> **TÂCHES**:
[a] Dans le texte sur les économies de la Défense, recopiez s'il vous plaît la partie qui commence par les mots contenant "Défense : Quelques" et se termine par "atteindre cet objectif.".
[b] Résumez en quelques mots le paragraphe du texte sur les économies de la Défense qui commence par « La recette est simple », sans perdre ses faits principaux.

> **TEXTE DU DOCUMENT**:
———

Défense : Quelques pistes pour faire des économies

Rigueur budgétaire oblige, le ministère de la Défense devra faire des économies de l’ordre de 2 à 4,8 milliards d’euros sur trois ans selon les différents scénarios étudiés. Reste à voir quelles sont les solutions possibles et les secteurs menacés pour atteindre cet objectif.

1- Toucher aux programmes d’armement?

Après trois années d’investissements soutenus pour moderniser les armées, la nécessité de faire des économies pourrait passer par la solution classique appliquée depuis toujours par les gouvernements successifs. Autrement dit, les programmes d’armement serviraient, une fois de plus, de « variable d’ajustement ».

La recette est simple : on étale les commandes dans le temps ou bien on les diminue, voire on fait les deux à la fois. A court terme, cela génére des économies. Mais à plus long terme, cela rend les équipements plus coûteux qu’ils ne l’étaient initialement. Le dernier exemple en date étant les frégates multimissions (FREMM).

———

> **JEU DE DONNÉES**:
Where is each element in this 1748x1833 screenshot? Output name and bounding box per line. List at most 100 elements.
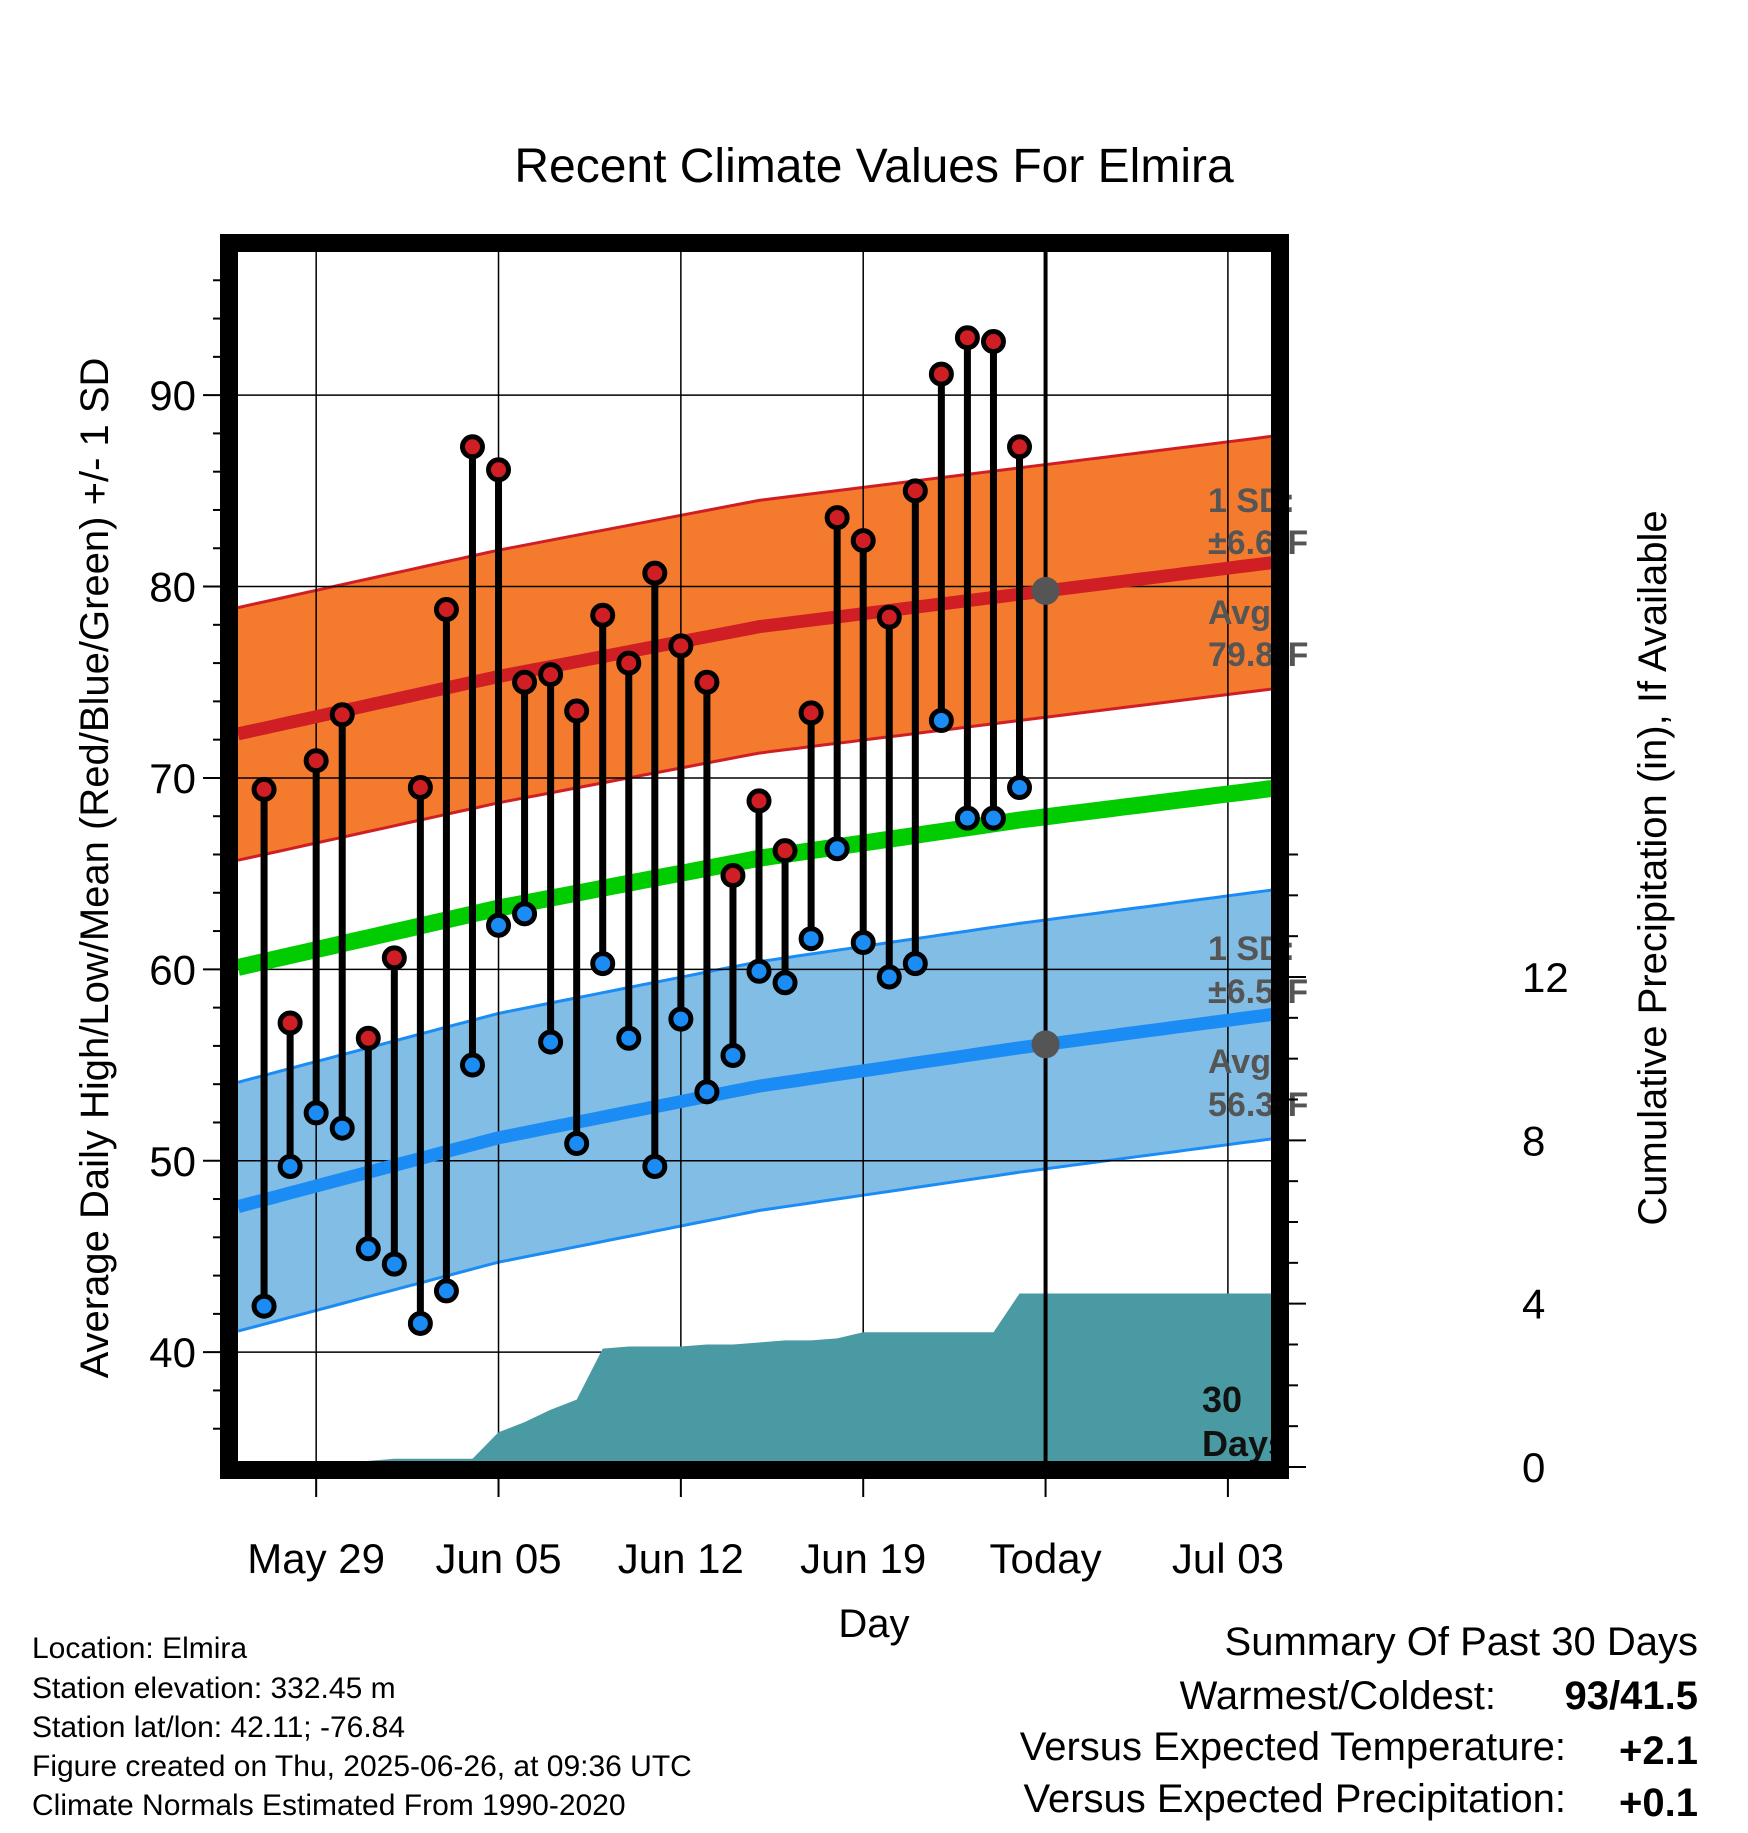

———

> **RÉPONSES**:
[a]
Défense : Quelques pistes pour faire des économies

Rigueur budgétaire oblige, le ministère de la Défense devra faire des économies de l’ordre de 2 à 4,8 milliards d’euros sur trois ans selon les différents scénarios étudiés. Reste à voir quelles sont les solutions possibles et les secteurs menacés pour atteindre cet objectif.

[b] On étale les commandes, on les réduit, ou les deux. Cela fait des économies à court terme mais rend les équipements plus chers à long terme, comme l'ont montré récemment les frégates multimissions (FREMM).